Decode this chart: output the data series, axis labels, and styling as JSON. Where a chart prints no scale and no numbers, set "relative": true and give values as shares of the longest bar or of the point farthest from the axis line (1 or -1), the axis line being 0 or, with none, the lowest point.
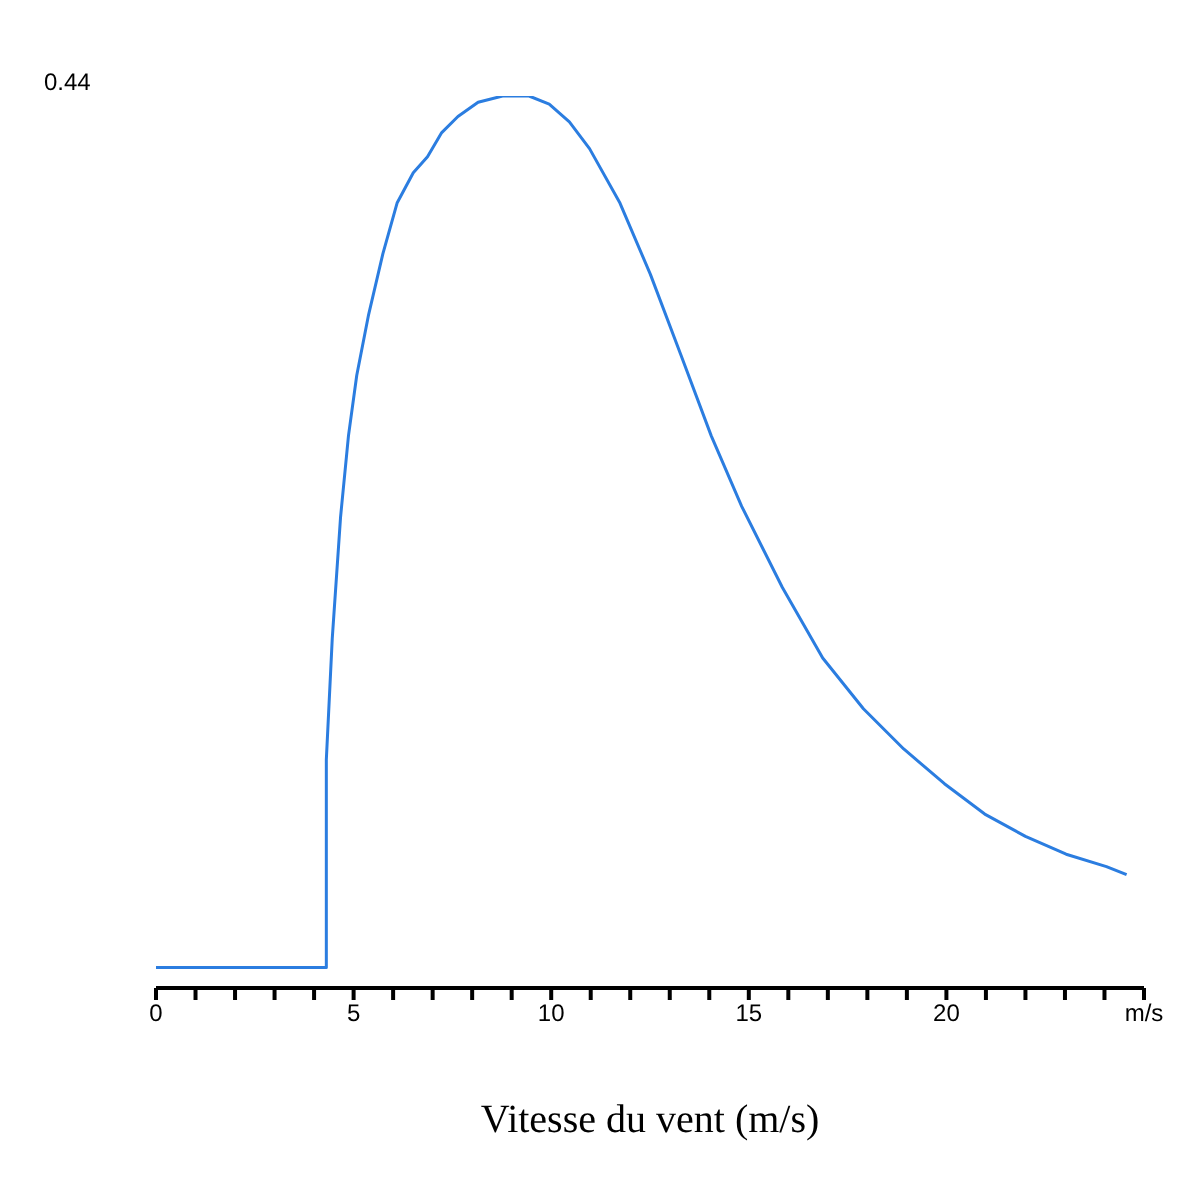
{
  "chart_data": {
    "type": "line",
    "relative": true,
    "xlabel": "Vitesse du vent (m/s)",
    "annotations": [
      "0.44"
    ],
    "xlim": [
      0,
      25
    ],
    "xticks": [
      0,
      {
        "value": 1,
        "label": null
      },
      {
        "value": 2,
        "label": null
      },
      {
        "value": 3,
        "label": null
      },
      {
        "value": 4,
        "label": null
      },
      5,
      {
        "value": 6,
        "label": null
      },
      {
        "value": 7,
        "label": null
      },
      {
        "value": 8,
        "label": null
      },
      {
        "value": 9,
        "label": null
      },
      10,
      {
        "value": 11,
        "label": null
      },
      {
        "value": 12,
        "label": null
      },
      {
        "value": 13,
        "label": null
      },
      {
        "value": 14,
        "label": null
      },
      15,
      {
        "value": 16,
        "label": null
      },
      {
        "value": 17,
        "label": null
      },
      {
        "value": 18,
        "label": null
      },
      {
        "value": 19,
        "label": null
      },
      20,
      {
        "value": 21,
        "label": null
      },
      {
        "value": 22,
        "label": null
      },
      {
        "value": 23,
        "label": null
      },
      {
        "value": 24,
        "label": null
      },
      {
        "value": 25,
        "label": "m/s"
      }
    ],
    "grid": false,
    "legend": false,
    "marker": "none",
    "line_style": "solid",
    "series": [
      {
        "color": "#2b7de0",
        "x": [
          0,
          4.31,
          4.31,
          4.46,
          4.67,
          4.87,
          5.08,
          5.38,
          5.74,
          6.1,
          6.51,
          6.87,
          7.23,
          7.64,
          8.15,
          8.77,
          9.44,
          9.95,
          10.46,
          10.97,
          11.74,
          12.51,
          13.28,
          14.05,
          14.82,
          15.85,
          16.87,
          17.9,
          18.92,
          19.95,
          20.97,
          22.0,
          23.03,
          24.05,
          24.56
        ],
        "values": [
          0.023,
          0.023,
          0.256,
          0.392,
          0.528,
          0.619,
          0.687,
          0.755,
          0.823,
          0.88,
          0.914,
          0.932,
          0.959,
          0.977,
          0.993,
          1,
          1,
          0.991,
          0.971,
          0.941,
          0.88,
          0.8,
          0.71,
          0.619,
          0.54,
          0.449,
          0.37,
          0.313,
          0.268,
          0.229,
          0.195,
          0.17,
          0.15,
          0.136,
          0.127
        ]
      }
    ]
  }
}
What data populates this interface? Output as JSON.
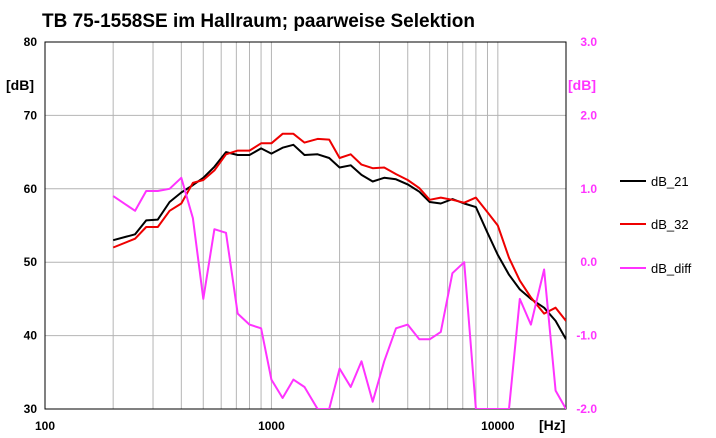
{
  "chart_data": {
    "type": "line",
    "title": "TB 75-1558SE im Hallraum;  paarweise Selektion",
    "x_scale": "log",
    "xlim": [
      100,
      20000
    ],
    "x_ticks": [
      100,
      1000,
      10000
    ],
    "x_tick_labels": [
      "100",
      "1000",
      "10000"
    ],
    "x_unit": "[Hz]",
    "ylim": [
      30,
      80
    ],
    "y_ticks": [
      80,
      70,
      60,
      50,
      40,
      30
    ],
    "y_tick_labels": [
      "80",
      "70",
      "60",
      "50",
      "40",
      "30"
    ],
    "y_unit": "[dB]",
    "y2lim": [
      -2.0,
      3.0
    ],
    "y2_ticks": [
      3.0,
      2.0,
      1.0,
      0.0,
      -1.0,
      -2.0
    ],
    "y2_tick_labels": [
      "3.0",
      "2.0",
      "1.0",
      "0.0",
      "-1.0",
      "-2.0"
    ],
    "y2_unit": "[dB]",
    "grid": true,
    "legend_position": "right",
    "colors": {
      "left_axis": "#000000",
      "right_axis": "#ff33ff"
    },
    "series": [
      {
        "name": "dB_21",
        "color": "#000000",
        "axis": "left",
        "x": [
          200,
          250,
          280,
          315,
          355,
          400,
          450,
          500,
          560,
          630,
          710,
          800,
          900,
          1000,
          1120,
          1250,
          1400,
          1600,
          1800,
          2000,
          2240,
          2500,
          2800,
          3150,
          3550,
          4000,
          4500,
          5000,
          5600,
          6300,
          7100,
          8000,
          9000,
          10000,
          11200,
          12500,
          14000,
          16000,
          18000,
          20000
        ],
        "y": [
          53.0,
          53.8,
          55.7,
          55.8,
          58.2,
          59.5,
          60.5,
          61.5,
          63.0,
          65.0,
          64.6,
          64.6,
          65.5,
          64.8,
          65.6,
          66.0,
          64.6,
          64.7,
          64.2,
          62.9,
          63.2,
          61.9,
          61.0,
          61.5,
          61.3,
          60.6,
          59.6,
          58.2,
          58.0,
          58.6,
          58.0,
          57.5,
          54.0,
          51.0,
          48.3,
          46.3,
          45.0,
          43.8,
          42.0,
          39.5
        ]
      },
      {
        "name": "dB_32",
        "color": "#ee0000",
        "axis": "left",
        "x": [
          200,
          250,
          280,
          315,
          355,
          400,
          450,
          500,
          560,
          630,
          710,
          800,
          900,
          1000,
          1120,
          1250,
          1400,
          1600,
          1800,
          2000,
          2240,
          2500,
          2800,
          3150,
          3550,
          4000,
          4500,
          5000,
          5600,
          6300,
          7100,
          8000,
          9000,
          10000,
          11200,
          12500,
          14000,
          16000,
          18000,
          20000
        ],
        "y": [
          52.0,
          53.2,
          54.8,
          54.8,
          57.0,
          58.0,
          60.8,
          61.2,
          62.5,
          64.7,
          65.2,
          65.2,
          66.2,
          66.2,
          67.5,
          67.5,
          66.3,
          66.8,
          66.7,
          64.2,
          64.7,
          63.3,
          62.8,
          62.9,
          62.0,
          61.2,
          60.1,
          58.5,
          58.8,
          58.5,
          58.1,
          58.8,
          56.8,
          55.0,
          50.6,
          47.5,
          45.2,
          43.0,
          43.8,
          42.0
        ]
      },
      {
        "name": "dB_diff",
        "color": "#ff33ff",
        "axis": "right",
        "x": [
          200,
          250,
          280,
          315,
          355,
          400,
          450,
          500,
          560,
          630,
          710,
          800,
          900,
          1000,
          1120,
          1250,
          1400,
          1600,
          1800,
          2000,
          2240,
          2500,
          2800,
          3150,
          3550,
          4000,
          4500,
          5000,
          5600,
          6300,
          7100,
          8000,
          9000,
          10000,
          11200,
          12500,
          14000,
          16000,
          18000,
          20000
        ],
        "y": [
          0.9,
          0.7,
          0.97,
          0.97,
          1.0,
          1.15,
          0.6,
          -0.5,
          0.45,
          0.4,
          -0.7,
          -0.85,
          -0.9,
          -1.6,
          -1.85,
          -1.6,
          -1.7,
          -2.0,
          -2.0,
          -1.45,
          -1.7,
          -1.35,
          -1.9,
          -1.35,
          -0.9,
          -0.85,
          -1.05,
          -1.05,
          -0.95,
          -0.15,
          0.0,
          -2.0,
          -2.0,
          -2.0,
          -2.0,
          -0.5,
          -0.85,
          -0.1,
          -1.75,
          -2.0
        ]
      }
    ]
  }
}
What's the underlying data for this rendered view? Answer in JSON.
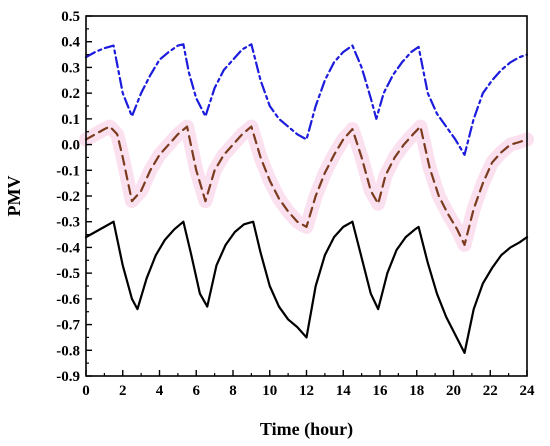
{
  "chart_data": {
    "type": "line",
    "title": "",
    "xlabel": "Time (hour)",
    "ylabel": "PMV",
    "xlim": [
      0,
      24
    ],
    "ylim": [
      -0.9,
      0.5
    ],
    "xticks": [
      0,
      2,
      4,
      6,
      8,
      10,
      12,
      14,
      16,
      18,
      20,
      22,
      24
    ],
    "yticks": [
      -0.9,
      -0.8,
      -0.7,
      -0.6,
      -0.5,
      -0.4,
      -0.3,
      -0.2,
      -0.1,
      0.0,
      0.1,
      0.2,
      0.3,
      0.4,
      0.5
    ],
    "xtick_labels": [
      "0",
      "2",
      "4",
      "6",
      "8",
      "10",
      "12",
      "14",
      "16",
      "18",
      "20",
      "22",
      "24"
    ],
    "ytick_labels": [
      "-0.9",
      "-0.8",
      "-0.7",
      "-0.6",
      "-0.5",
      "-0.4",
      "-0.3",
      "-0.2",
      "-0.1",
      "0.0",
      "0.1",
      "0.2",
      "0.3",
      "0.4",
      "0.5"
    ],
    "grid": false,
    "legend": "none",
    "background_highlight_color": "#f7c9e1",
    "series": [
      {
        "style": "dash-dot",
        "color": "#1c1cdc",
        "x": [
          0,
          0.5,
          1,
          1.5,
          2,
          2.5,
          3,
          3.5,
          4,
          4.5,
          5,
          5.3,
          5.6,
          6,
          6.5,
          7,
          7.5,
          8,
          8.5,
          9,
          9.5,
          10,
          10.5,
          11,
          11.5,
          12,
          12.5,
          13,
          13.5,
          14,
          14.5,
          15,
          15.5,
          15.8,
          16.2,
          16.7,
          17.2,
          17.7,
          18.1,
          18.6,
          19.1,
          19.6,
          20.1,
          20.6,
          21.1,
          21.6,
          22.1,
          22.6,
          23.1,
          23.6,
          24
        ],
        "y": [
          0.34,
          0.36,
          0.375,
          0.385,
          0.2,
          0.11,
          0.2,
          0.27,
          0.33,
          0.36,
          0.385,
          0.39,
          0.28,
          0.18,
          0.11,
          0.22,
          0.29,
          0.33,
          0.37,
          0.39,
          0.25,
          0.15,
          0.1,
          0.07,
          0.04,
          0.02,
          0.15,
          0.25,
          0.32,
          0.36,
          0.385,
          0.3,
          0.18,
          0.1,
          0.2,
          0.27,
          0.32,
          0.36,
          0.38,
          0.2,
          0.12,
          0.07,
          0.02,
          -0.04,
          0.1,
          0.2,
          0.25,
          0.29,
          0.32,
          0.34,
          0.35
        ]
      },
      {
        "style": "dashed",
        "color": "#7a3b1e",
        "x": [
          0,
          0.5,
          1,
          1.3,
          1.7,
          2,
          2.5,
          3,
          3.5,
          4,
          4.5,
          5,
          5.5,
          6,
          6.5,
          7,
          7.5,
          8,
          8.5,
          9,
          9.5,
          10,
          10.5,
          11,
          11.5,
          12,
          12.5,
          13,
          13.5,
          14,
          14.5,
          15,
          15.5,
          15.9,
          16.3,
          16.8,
          17.3,
          17.8,
          18.2,
          18.7,
          19.2,
          19.7,
          20.2,
          20.6,
          21.1,
          21.6,
          22.1,
          22.6,
          23.1,
          23.6,
          24
        ],
        "y": [
          0.02,
          0.04,
          0.06,
          0.07,
          0.04,
          -0.05,
          -0.22,
          -0.18,
          -0.1,
          -0.04,
          0.0,
          0.04,
          0.07,
          -0.1,
          -0.22,
          -0.1,
          -0.04,
          0.0,
          0.04,
          0.07,
          -0.05,
          -0.14,
          -0.21,
          -0.26,
          -0.3,
          -0.32,
          -0.2,
          -0.11,
          -0.04,
          0.02,
          0.06,
          -0.05,
          -0.18,
          -0.23,
          -0.12,
          -0.05,
          0.0,
          0.04,
          0.07,
          -0.09,
          -0.2,
          -0.27,
          -0.33,
          -0.39,
          -0.25,
          -0.15,
          -0.07,
          -0.03,
          0.0,
          0.01,
          0.02
        ]
      },
      {
        "style": "solid",
        "color": "#000000",
        "x": [
          0,
          0.5,
          1,
          1.5,
          2,
          2.5,
          2.8,
          3.3,
          3.8,
          4.3,
          4.8,
          5.3,
          5.7,
          6.2,
          6.6,
          7.1,
          7.6,
          8.1,
          8.6,
          9.1,
          9.5,
          10,
          10.5,
          11,
          11.5,
          12,
          12.5,
          13,
          13.5,
          14,
          14.5,
          15,
          15.5,
          15.9,
          16.4,
          16.9,
          17.4,
          17.9,
          18.1,
          18.6,
          19.1,
          19.6,
          20.1,
          20.6,
          21.1,
          21.6,
          22.1,
          22.6,
          23.1,
          23.6,
          24
        ],
        "y": [
          -0.36,
          -0.34,
          -0.32,
          -0.3,
          -0.47,
          -0.6,
          -0.64,
          -0.52,
          -0.43,
          -0.37,
          -0.33,
          -0.3,
          -0.42,
          -0.58,
          -0.63,
          -0.47,
          -0.39,
          -0.34,
          -0.31,
          -0.3,
          -0.42,
          -0.55,
          -0.63,
          -0.68,
          -0.71,
          -0.75,
          -0.55,
          -0.43,
          -0.36,
          -0.32,
          -0.3,
          -0.44,
          -0.58,
          -0.64,
          -0.5,
          -0.41,
          -0.36,
          -0.33,
          -0.32,
          -0.46,
          -0.58,
          -0.67,
          -0.74,
          -0.81,
          -0.64,
          -0.54,
          -0.48,
          -0.43,
          -0.4,
          -0.38,
          -0.36
        ]
      }
    ]
  }
}
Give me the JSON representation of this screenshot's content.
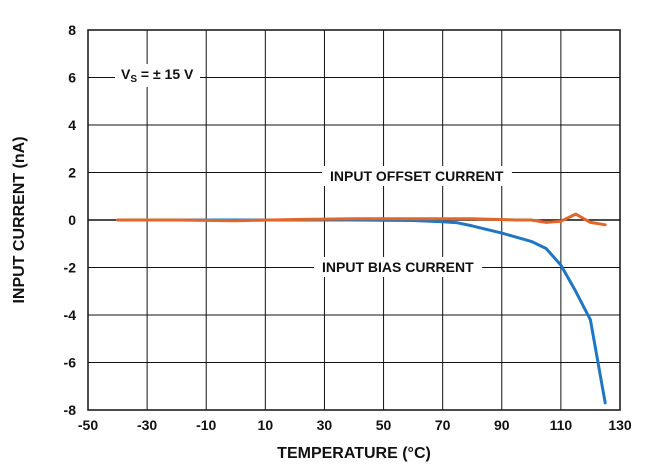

# Aim
Copy out every line from the records that has the word "none".

# Final result
Decode this chart: output the data series, axis labels, and styling as JSON. Where a chart prints no scale and no numbers, set "relative": true and give values as shares of the longest bar or of the point farthest from the axis line (1 or -1), the axis line being 0 or, with none, the lowest point.
    "marker": "none",
    "legend": "none",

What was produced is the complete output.